Given task
Update the lines from the one containing "try-on-table: [42, 766, 748, 1184]" through the one containing "715, 599, 726]" by changing "size-header-cell" to "size-column-header", keeping everything else as it is. Give back only those lines.
-- BEGIN Dataset extract --
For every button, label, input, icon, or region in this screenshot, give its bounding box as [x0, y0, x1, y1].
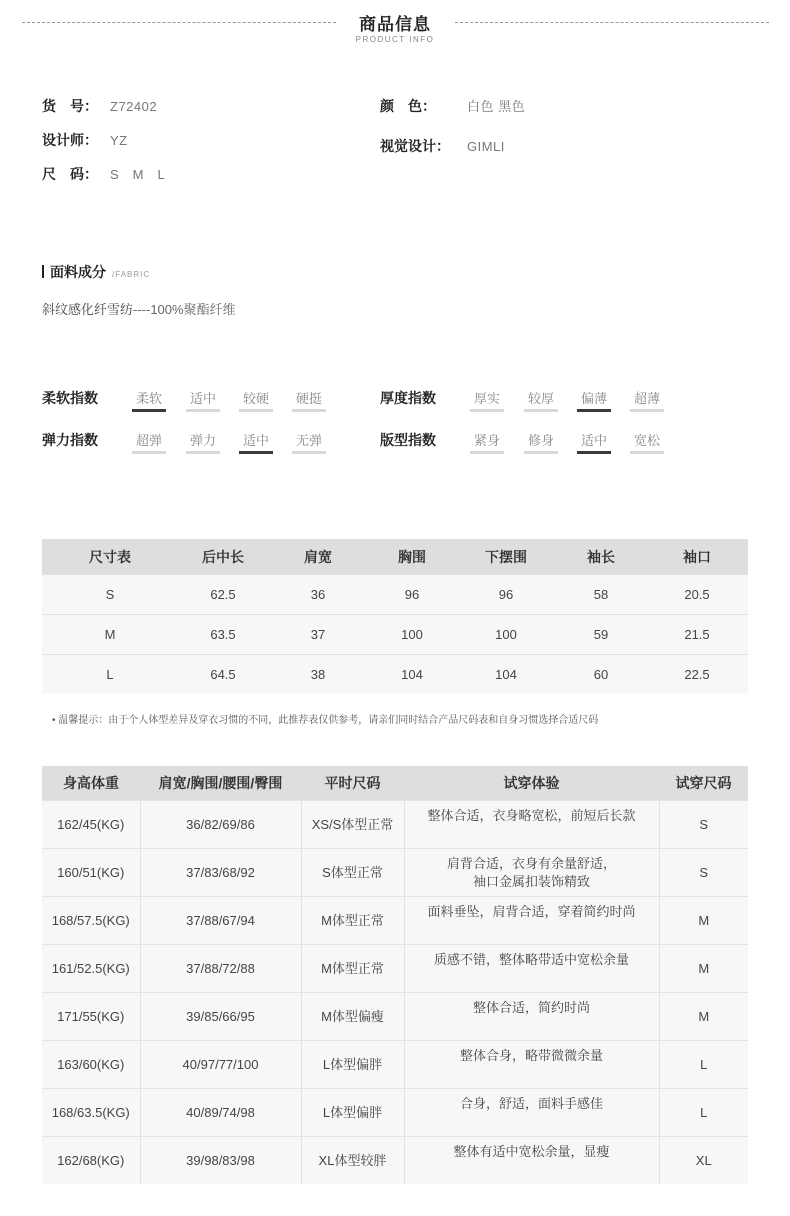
try-on-table: [42, 766, 748, 1184]
size-cell: 20.5: [646, 575, 748, 615]
index-option-label: 宽松: [633, 433, 660, 448]
size-header-cell: 袖长: [556, 539, 646, 575]
index-option-label: 较厚: [527, 391, 554, 406]
try-on-cell: M: [659, 945, 748, 993]
fabric-composition: [42, 299, 236, 318]
index-option: [630, 430, 664, 449]
size-cell: M: [42, 615, 178, 655]
info-label: 尺 码：: [42, 166, 98, 182]
size-cell: L: [42, 655, 178, 695]
size-cell: 58: [556, 575, 646, 615]
size-header-cell: 下摆围: [456, 539, 556, 575]
try-on-cell: M体型偏瘦: [301, 993, 404, 1041]
fabric-heading: [42, 262, 150, 282]
size-header-cell: 肩宽: [268, 539, 368, 575]
size-cell: S: [42, 575, 178, 615]
try-on-header-cell: 肩宽/胸围/腰围/臀围: [140, 766, 301, 801]
try-on-cell: 37/88/67/94: [140, 897, 301, 945]
try-on-cell: M体型正常: [301, 897, 404, 945]
index-option: [292, 430, 326, 449]
size-tip: • 温馨提示：由于个人体型差异及穿衣习惯的不同，此推荐表仅供参考，请亲们同时结合产品尺码表和自身习惯选择合适尺码: [52, 715, 599, 726]
try-on-cell: XL体型较胖: [301, 1137, 404, 1185]
table-row: [42, 897, 748, 945]
index-option: [470, 430, 504, 449]
info-sizes: [42, 164, 165, 184]
size-cell: 64.5: [178, 655, 268, 695]
fabric-title: 面料成分: [50, 264, 106, 280]
try-on-cell: M: [659, 897, 748, 945]
size-cell: 63.5: [178, 615, 268, 655]
index-underline: [470, 451, 504, 454]
index-selected-underline: [577, 409, 611, 412]
try-on-cell: 37/83/68/92: [140, 849, 301, 897]
try-on-header-cell: 试穿尺码: [659, 766, 748, 801]
try-on-cell: S体型正常: [301, 849, 404, 897]
index-option: [630, 388, 664, 407]
index-selected-underline: [132, 409, 166, 412]
try-on-cell: L体型偏胖: [301, 1089, 404, 1137]
info-visual-design: [380, 136, 505, 156]
index-option: [239, 430, 273, 449]
table-row: [42, 801, 748, 849]
index-option: [470, 388, 504, 407]
try-on-cell: M: [659, 993, 748, 1041]
try-on-cell: 整体合身，略带微微余量: [404, 1041, 659, 1089]
index-label: 厚度指数: [380, 390, 436, 406]
index-option-label: 柔软: [135, 391, 162, 406]
index-option-label: 无弹: [295, 433, 322, 448]
index-option-label: 超弹: [135, 433, 162, 448]
index-underline: [239, 409, 273, 412]
info-value: YZ: [110, 133, 128, 148]
index-option-label: 修身: [527, 433, 554, 448]
index-option: [186, 430, 220, 449]
index-option: [132, 388, 166, 407]
info-value: GIMLI: [467, 139, 505, 154]
index-option-label: 紧身: [473, 433, 500, 448]
index-underline: [132, 451, 166, 454]
try-on-header-cell: 试穿体验: [404, 766, 659, 801]
index-option: [524, 388, 558, 407]
table-row: [42, 1041, 748, 1089]
fabric-percent: ----100%聚酯纤维: [133, 302, 236, 317]
size-cell: 96: [456, 575, 556, 615]
table-row: [42, 849, 748, 897]
table-row: [42, 1137, 748, 1185]
try-on-cell: 162/45(KG): [42, 801, 140, 849]
try-on-cell: 163/60(KG): [42, 1041, 140, 1089]
try-on-table-header: [42, 766, 748, 801]
try-on-cell: 168/57.5(KG): [42, 897, 140, 945]
index-option: [132, 430, 166, 449]
size-cell: 100: [456, 615, 556, 655]
index-underline: [186, 451, 220, 454]
index-underline: [186, 409, 220, 412]
info-value: Z72402: [110, 99, 158, 114]
try-on-cell: XL: [659, 1137, 748, 1185]
index-option-label: 适中: [580, 433, 607, 448]
info-label: 设计师：: [42, 132, 98, 148]
index-option-label: 弹力: [189, 433, 216, 448]
size-cell: 104: [368, 655, 456, 695]
try-on-cell: 160/51(KG): [42, 849, 140, 897]
try-on-cell: 39/85/66/95: [140, 993, 301, 1041]
try-on-cell: L: [659, 1041, 748, 1089]
try-on-cell: 162/68(KG): [42, 1137, 140, 1185]
try-on-cell: M体型正常: [301, 945, 404, 993]
info-label: 颜 色：: [380, 98, 436, 114]
index-option: [577, 388, 611, 407]
info-value: S M L: [110, 167, 166, 182]
section-header: [0, 0, 790, 60]
try-on-cell: L: [659, 1089, 748, 1137]
table-row: [42, 615, 748, 655]
size-cell: 96: [368, 575, 456, 615]
try-on-cell: 39/98/83/98: [140, 1137, 301, 1185]
size-cell: 60: [556, 655, 646, 695]
index-underline: [292, 409, 326, 412]
index-underline: [524, 409, 558, 412]
size-cell: 37: [268, 615, 368, 655]
index-option: [577, 430, 611, 449]
table-row: [42, 655, 748, 695]
index-option-label: 偏薄: [580, 391, 607, 406]
info-label: 货 号：: [42, 98, 98, 114]
table-row: [42, 575, 748, 615]
index-label: 弹力指数: [42, 432, 98, 448]
info-value: 白色 黑色: [467, 99, 526, 114]
index-underline: [630, 451, 664, 454]
index-option-label: 硬挺: [295, 391, 322, 406]
try-on-cell: S: [659, 801, 748, 849]
try-on-header-cell: 身高体重: [42, 766, 140, 801]
try-on-cell: 161/52.5(KG): [42, 945, 140, 993]
try-on-cell: 合身，舒适，面料手感佳: [404, 1089, 659, 1137]
table-row: [42, 945, 748, 993]
section-subtitle: PRODUCT INFO: [355, 35, 435, 44]
index-option-label: 超薄: [633, 391, 660, 406]
fabric-name: 斜纹感化纤雪纺: [42, 302, 134, 317]
size-cell: 62.5: [178, 575, 268, 615]
table-row: [42, 1089, 748, 1137]
info-label: 视觉设计：: [380, 138, 450, 154]
index-label: 柔软指数: [42, 390, 98, 406]
size-cell: 104: [456, 655, 556, 695]
index-option: [186, 388, 220, 407]
index-option: [239, 388, 273, 407]
size-table: [42, 539, 748, 694]
index-selected-underline: [577, 451, 611, 454]
size-cell: 21.5: [646, 615, 748, 655]
index-option-label: 较硬: [242, 391, 269, 406]
index-underline: [524, 451, 558, 454]
index-option: [292, 388, 326, 407]
table-row: [42, 993, 748, 1041]
try-on-cell: 171/55(KG): [42, 993, 140, 1041]
try-on-cell: XS/S体型正常: [301, 801, 404, 849]
size-cell: 100: [368, 615, 456, 655]
index-option-label: 厚实: [473, 391, 500, 406]
try-on-cell: 质感不错，整体略带适中宽松余量: [404, 945, 659, 993]
index-option: [524, 430, 558, 449]
size-table-header: [42, 539, 748, 575]
try-on-cell: 37/88/72/88: [140, 945, 301, 993]
try-on-cell: 40/97/77/100: [140, 1041, 301, 1089]
size-header-cell: 袖口: [646, 539, 748, 575]
info-item-no: [42, 96, 157, 116]
index-option-label: 适中: [242, 433, 269, 448]
try-on-cell: 168/63.5(KG): [42, 1089, 140, 1137]
info-designer: [42, 130, 128, 150]
size-cell: 36: [268, 575, 368, 615]
try-on-header-cell: 平时尺码: [301, 766, 404, 801]
index-option-label: 适中: [189, 391, 216, 406]
index-underline: [292, 451, 326, 454]
info-color: [380, 96, 525, 116]
try-on-cell: 肩背合适，衣身有余量舒适， 袖口金属扣装饰精致: [404, 849, 659, 897]
try-on-cell: 面料垂坠，肩背合适，穿着简约时尚: [404, 897, 659, 945]
size-header-cell: 后中长: [178, 539, 268, 575]
try-on-cell: 整体合适，简约时尚: [404, 993, 659, 1041]
heading-bar: [42, 265, 44, 278]
section-title: 商品信息: [359, 15, 431, 34]
index-label: 版型指数: [380, 432, 436, 448]
try-on-cell: L体型偏胖: [301, 1041, 404, 1089]
size-cell: 59: [556, 615, 646, 655]
try-on-cell: 36/82/69/86: [140, 801, 301, 849]
size-cell: 22.5: [646, 655, 748, 695]
size-header-cell: 尺寸表: [42, 539, 178, 575]
size-header-cell: 胸围: [368, 539, 456, 575]
size-cell: 38: [268, 655, 368, 695]
try-on-cell: 整体有适中宽松余量，显瘦: [404, 1137, 659, 1185]
index-underline: [470, 409, 504, 412]
try-on-cell: 40/89/74/98: [140, 1089, 301, 1137]
try-on-cell: 整体合适，衣身略宽松，前短后长款: [404, 801, 659, 849]
try-on-cell: S: [659, 849, 748, 897]
index-selected-underline: [239, 451, 273, 454]
fabric-subtitle: /FABRIC: [112, 270, 151, 279]
index-underline: [630, 409, 664, 412]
-- END Dataset extract --
Exercise answer
try-on-table: [42, 766, 748, 1184]
size-cell: 20.5: [646, 575, 748, 615]
index-option-label: 宽松: [633, 433, 660, 448]
size-column-header: 袖长: [556, 539, 646, 575]
index-option-label: 较厚: [527, 391, 554, 406]
try-on-cell: M: [659, 945, 748, 993]
fabric-composition: [42, 299, 236, 318]
index-option: [630, 430, 664, 449]
size-cell: M: [42, 615, 178, 655]
info-label: 尺 码：: [42, 166, 98, 182]
size-cell: L: [42, 655, 178, 695]
size-cell: 58: [556, 575, 646, 615]
size-column-header: 下摆围: [456, 539, 556, 575]
try-on-cell: M体型偏瘦: [301, 993, 404, 1041]
fabric-heading: [42, 262, 150, 282]
size-column-header: 肩宽: [268, 539, 368, 575]
size-cell: S: [42, 575, 178, 615]
try-on-header-cell: 肩宽/胸围/腰围/臀围: [140, 766, 301, 801]
try-on-cell: 37/88/67/94: [140, 897, 301, 945]
try-on-cell: M体型正常: [301, 897, 404, 945]
index-option: [292, 430, 326, 449]
size-tip: • 温馨提示：由于个人体型差异及穿衣习惯的不同，此推荐表仅供参考，请亲们同时结合产品尺码表和自身习惯选择合适尺码: [52, 715, 599, 726]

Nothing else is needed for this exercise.